'''

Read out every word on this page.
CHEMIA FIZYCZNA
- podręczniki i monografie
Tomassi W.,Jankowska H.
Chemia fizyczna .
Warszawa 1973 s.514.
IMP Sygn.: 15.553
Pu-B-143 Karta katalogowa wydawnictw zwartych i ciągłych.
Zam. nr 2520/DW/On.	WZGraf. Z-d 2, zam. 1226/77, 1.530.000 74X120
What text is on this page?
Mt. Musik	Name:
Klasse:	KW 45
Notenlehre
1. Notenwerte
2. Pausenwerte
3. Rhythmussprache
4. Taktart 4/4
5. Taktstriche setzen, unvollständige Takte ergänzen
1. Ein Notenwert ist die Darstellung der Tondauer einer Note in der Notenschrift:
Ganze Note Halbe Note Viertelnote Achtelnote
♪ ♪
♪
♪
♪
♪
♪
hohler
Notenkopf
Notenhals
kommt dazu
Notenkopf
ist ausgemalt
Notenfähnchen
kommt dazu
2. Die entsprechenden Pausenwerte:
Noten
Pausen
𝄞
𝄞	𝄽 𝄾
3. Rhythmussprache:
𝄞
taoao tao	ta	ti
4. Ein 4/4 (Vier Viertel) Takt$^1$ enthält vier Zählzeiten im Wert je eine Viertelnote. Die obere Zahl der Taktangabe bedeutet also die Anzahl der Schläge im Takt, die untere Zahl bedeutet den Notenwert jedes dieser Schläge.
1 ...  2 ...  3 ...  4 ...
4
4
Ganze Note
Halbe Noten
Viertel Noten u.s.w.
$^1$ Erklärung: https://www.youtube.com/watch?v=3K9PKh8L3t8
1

'''

◆ The request ◆
Write down every line of the data above that includes the string "this".

◆ Exercise response ◆
Read out every word on this page.
What text is on this page?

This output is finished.